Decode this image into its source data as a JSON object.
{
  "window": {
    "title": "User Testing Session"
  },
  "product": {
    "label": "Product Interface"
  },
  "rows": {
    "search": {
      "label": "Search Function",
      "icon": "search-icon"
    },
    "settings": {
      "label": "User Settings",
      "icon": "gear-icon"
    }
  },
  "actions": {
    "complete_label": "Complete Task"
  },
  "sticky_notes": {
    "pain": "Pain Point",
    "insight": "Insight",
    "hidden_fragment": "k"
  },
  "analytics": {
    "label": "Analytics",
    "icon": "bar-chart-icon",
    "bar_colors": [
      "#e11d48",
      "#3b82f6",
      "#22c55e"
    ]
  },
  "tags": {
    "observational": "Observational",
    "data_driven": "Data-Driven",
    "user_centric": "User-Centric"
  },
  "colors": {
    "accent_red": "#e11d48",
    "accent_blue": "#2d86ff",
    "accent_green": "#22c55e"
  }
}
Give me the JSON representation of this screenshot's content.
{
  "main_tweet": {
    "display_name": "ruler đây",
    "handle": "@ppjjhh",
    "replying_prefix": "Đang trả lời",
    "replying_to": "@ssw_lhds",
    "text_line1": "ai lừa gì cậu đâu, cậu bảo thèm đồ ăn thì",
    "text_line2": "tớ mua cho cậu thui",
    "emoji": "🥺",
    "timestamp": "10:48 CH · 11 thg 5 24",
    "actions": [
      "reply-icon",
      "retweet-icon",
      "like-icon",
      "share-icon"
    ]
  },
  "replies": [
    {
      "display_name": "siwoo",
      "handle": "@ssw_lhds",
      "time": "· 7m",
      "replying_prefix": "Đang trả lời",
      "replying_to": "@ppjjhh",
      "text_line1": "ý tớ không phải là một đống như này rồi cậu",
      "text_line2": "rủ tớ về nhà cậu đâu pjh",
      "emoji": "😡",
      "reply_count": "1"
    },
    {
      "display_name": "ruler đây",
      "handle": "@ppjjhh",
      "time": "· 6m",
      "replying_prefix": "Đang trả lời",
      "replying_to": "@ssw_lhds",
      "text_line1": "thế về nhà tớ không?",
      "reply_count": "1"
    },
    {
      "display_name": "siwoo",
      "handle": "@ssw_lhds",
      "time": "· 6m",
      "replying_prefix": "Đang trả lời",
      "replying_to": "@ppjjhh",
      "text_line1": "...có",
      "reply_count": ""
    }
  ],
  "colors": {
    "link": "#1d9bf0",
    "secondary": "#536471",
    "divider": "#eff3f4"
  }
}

__SET PROBLEM__. Above are some records. Print them all exactly.

__EXERCISE RESPONSE__.
Decode this image into its source data as a JSON object.
{
  "window": {
    "title": "User Testing Session"
  },
  "product": {
    "label": "Product Interface"
  },
  "rows": {
    "search": {
      "label": "Search Function",
      "icon": "search-icon"
    },
    "settings": {
      "label": "User Settings",
      "icon": "gear-icon"
    }
  },
  "actions": {
    "complete_label": "Complete Task"
  },
  "sticky_notes": {
    "pain": "Pain Point",
    "insight": "Insight",
    "hidden_fragment": "k"
  },
  "analytics": {
    "label": "Analytics",
    "icon": "bar-chart-icon",
    "bar_colors": [
      "#e11d48",
      "#3b82f6",
      "#22c55e"
    ]
  },
  "tags": {
    "observational": "Observational",
    "data_driven": "Data-Driven",
    "user_centric": "User-Centric"
  },
  "colors": {
    "accent_red": "#e11d48",
    "accent_blue": "#2d86ff",
    "accent_green": "#22c55e"
  }
}
Give me the JSON representation of this screenshot's content.
{
  "main_tweet": {
    "display_name": "ruler đây",
    "handle": "@ppjjhh",
    "replying_prefix": "Đang trả lời",
    "replying_to": "@ssw_lhds",
    "text_line1": "ai lừa gì cậu đâu, cậu bảo thèm đồ ăn thì",
    "text_line2": "tớ mua cho cậu thui",
    "emoji": "🥺",
    "timestamp": "10:48 CH · 11 thg 5 24",
    "actions": [
      "reply-icon",
      "retweet-icon",
      "like-icon",
      "share-icon"
    ]
  },
  "replies": [
    {
      "display_name": "siwoo",
      "handle": "@ssw_lhds",
      "time": "· 7m",
      "replying_prefix": "Đang trả lời",
      "replying_to": "@ppjjhh",
      "text_line1": "ý tớ không phải là một đống như này rồi cậu",
      "text_line2": "rủ tớ về nhà cậu đâu pjh",
      "emoji": "😡",
      "reply_count": "1"
    },
    {
      "display_name": "ruler đây",
      "handle": "@ppjjhh",
      "time": "· 6m",
      "replying_prefix": "Đang trả lời",
      "replying_to": "@ssw_lhds",
      "text_line1": "thế về nhà tớ không?",
      "reply_count": "1"
    },
    {
      "display_name": "siwoo",
      "handle": "@ssw_lhds",
      "time": "· 6m",
      "replying_prefix": "Đang trả lời",
      "replying_to": "@ppjjhh",
      "text_line1": "...có",
      "reply_count": ""
    }
  ],
  "colors": {
    "link": "#1d9bf0",
    "secondary": "#536471",
    "divider": "#eff3f4"
  }
}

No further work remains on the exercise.